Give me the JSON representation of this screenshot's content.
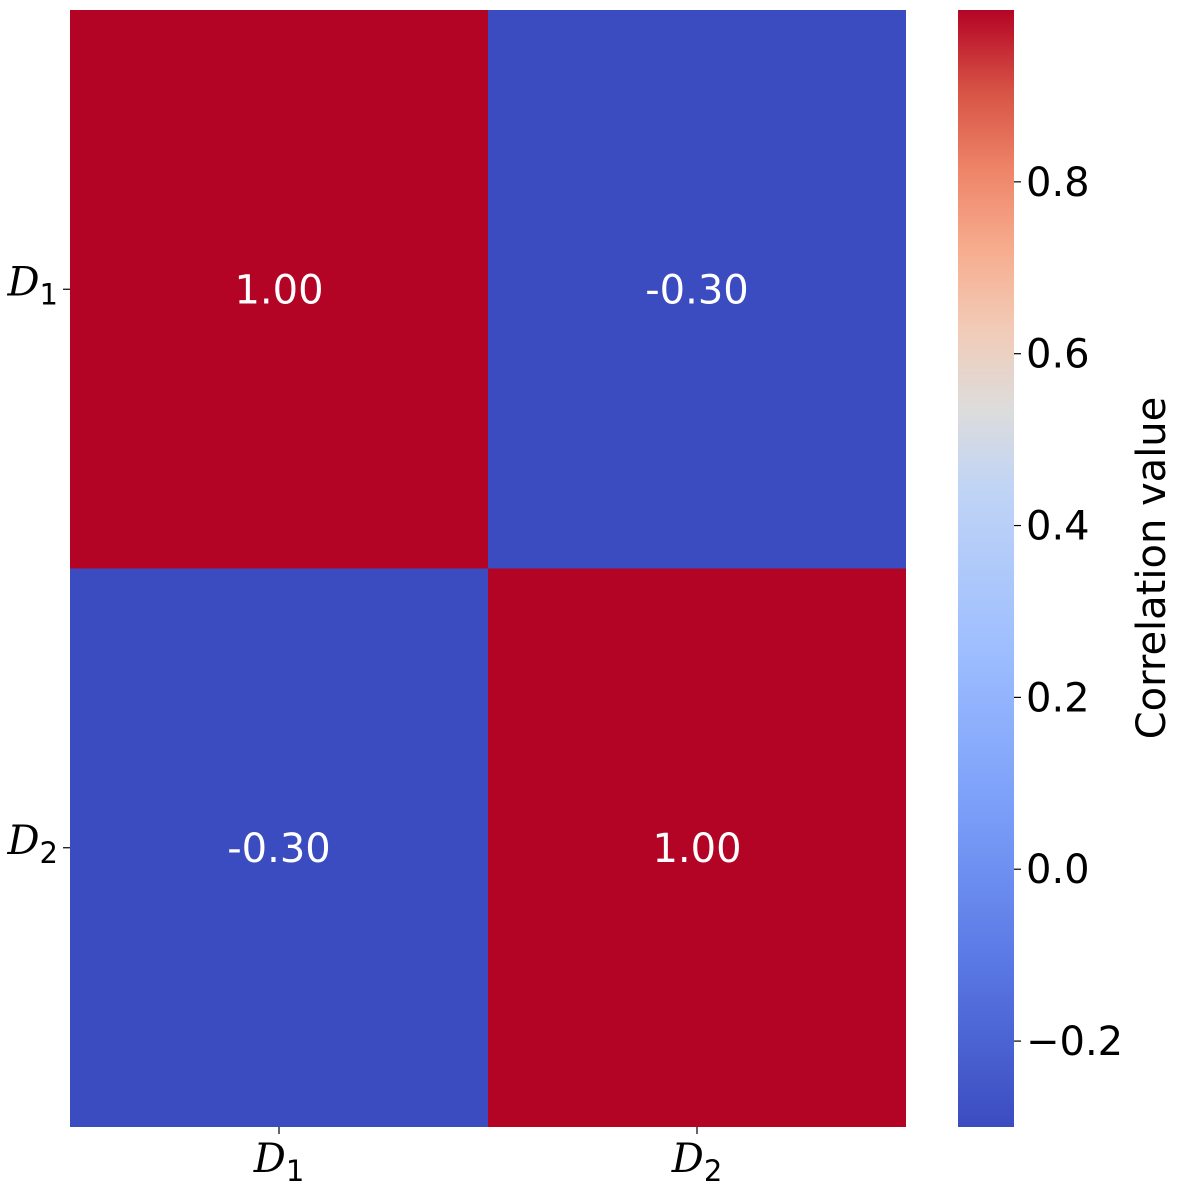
{
  "chart_data": {
    "type": "heatmap",
    "title": "",
    "x_categories": [
      "D1",
      "D2"
    ],
    "y_categories": [
      "D1",
      "D2"
    ],
    "x_labels": [
      {
        "base": "D",
        "sub": "1"
      },
      {
        "base": "D",
        "sub": "2"
      }
    ],
    "y_labels": [
      {
        "base": "D",
        "sub": "1"
      },
      {
        "base": "D",
        "sub": "2"
      }
    ],
    "values": [
      [
        1.0,
        -0.3
      ],
      [
        -0.3,
        1.0
      ]
    ],
    "cell_labels": [
      [
        "1.00",
        "-0.30"
      ],
      [
        "-0.30",
        "1.00"
      ]
    ],
    "colormap": "coolwarm",
    "colorbar": {
      "label": "Correlation value",
      "vmin": -0.3,
      "vmax": 1.0,
      "ticks": [
        -0.2,
        0.0,
        0.2,
        0.4,
        0.6,
        0.8
      ],
      "tick_labels": [
        "−0.2",
        "0.0",
        "0.2",
        "0.4",
        "0.6",
        "0.8"
      ]
    },
    "colors": {
      "high": "#b40426",
      "low": "#3b4cc0",
      "cell_text": "#ffffff"
    }
  }
}
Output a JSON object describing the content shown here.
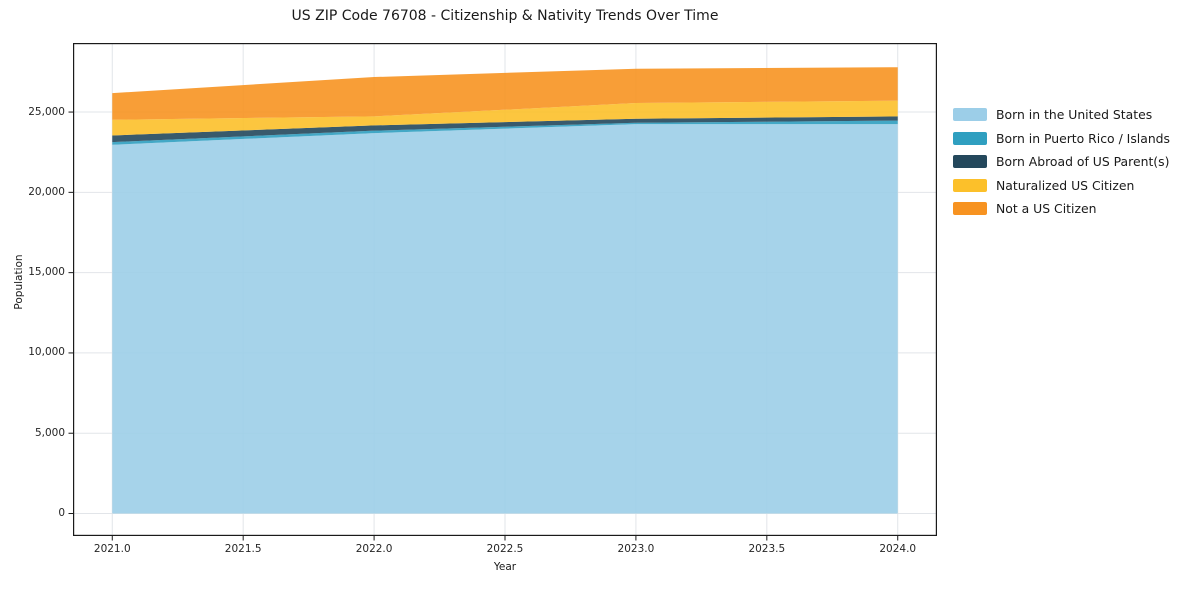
{
  "page": {
    "background": "#ffffff",
    "frame_color": "#1a1a1a",
    "grid_color": "#e2e5e9",
    "text_color": "#1a1a1a"
  },
  "chart_data": {
    "type": "area",
    "stacked": true,
    "title": "US ZIP Code 76708 - Citizenship & Nativity Trends Over Time",
    "xlabel": "Year",
    "ylabel": "Population",
    "x": [
      2021,
      2022,
      2023,
      2024
    ],
    "series": [
      {
        "name": "Born in the United States",
        "color": "#9ccee8",
        "values": [
          22960,
          23690,
          24250,
          24250
        ]
      },
      {
        "name": "Born in Puerto Rico / Islands",
        "color": "#2f9fc0",
        "values": [
          170,
          150,
          80,
          220
        ]
      },
      {
        "name": "Born Abroad of US Parent(s)",
        "color": "#24485c",
        "values": [
          410,
          330,
          250,
          260
        ]
      },
      {
        "name": "Naturalized US Citizen",
        "color": "#fcc02a",
        "values": [
          980,
          560,
          980,
          980
        ]
      },
      {
        "name": "Not a US Citizen",
        "color": "#f79321",
        "values": [
          1660,
          2450,
          2140,
          2080
        ]
      }
    ],
    "totals": [
      26180,
      27180,
      27700,
      27790
    ],
    "x_ticks": {
      "values": [
        2021.0,
        2021.5,
        2022.0,
        2022.5,
        2023.0,
        2023.5,
        2024.0
      ],
      "labels": [
        "2021.0",
        "2021.5",
        "2022.0",
        "2022.5",
        "2023.0",
        "2023.5",
        "2024.0"
      ]
    },
    "y_ticks": {
      "values": [
        0,
        5000,
        10000,
        15000,
        20000,
        25000
      ],
      "labels": [
        "0",
        "5,000",
        "10,000",
        "15,000",
        "20,000",
        "25,000"
      ]
    },
    "xlim": [
      2020.85,
      2024.15
    ],
    "ylim": [
      -1400,
      29300
    ],
    "grid": true,
    "legend_position": "right",
    "fill_opacity": 0.9
  }
}
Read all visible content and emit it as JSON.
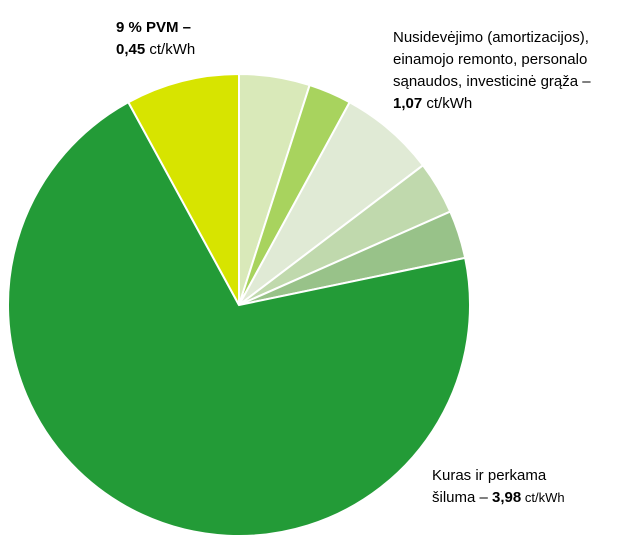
{
  "chart_data": {
    "type": "pie",
    "values": [
      0.28,
      0.17,
      0.38,
      0.21,
      0.19,
      3.98,
      0.45
    ],
    "colors": [
      "#d9e9b9",
      "#a8d35e",
      "#e0ead5",
      "#c0d9ad",
      "#98c289",
      "#239b37",
      "#d7e400"
    ],
    "annotations": [
      {
        "lines": [
          [
            {
              "text": "9 % PVM –",
              "bold": true
            }
          ],
          [
            {
              "text": "0,45",
              "bold": true
            },
            {
              "text": " ct/kWh",
              "bold": false
            }
          ]
        ]
      },
      {
        "lines": [
          [
            {
              "text": "Nusidevėjimo (amortizacijos),",
              "bold": false
            }
          ],
          [
            {
              "text": "einamojo remonto, personalo",
              "bold": false
            }
          ],
          [
            {
              "text": "sąnaudos, investicinė grąža –",
              "bold": false
            }
          ],
          [
            {
              "text": "1,07",
              "bold": true
            },
            {
              "text": " ct/kWh",
              "bold": false
            }
          ]
        ]
      },
      {
        "lines": [
          [
            {
              "text": "Kuras ir perkama",
              "bold": false
            }
          ],
          [
            {
              "text": "šiluma – ",
              "bold": false
            },
            {
              "text": "3,98",
              "bold": true
            },
            {
              "text": " ct/kWh",
              "bold": false,
              "small": true
            }
          ]
        ]
      }
    ]
  }
}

————————

= Written exercise =
Looking at the material above, count the lines that hold "JSON" and give the total alone.

= Response to the task =
3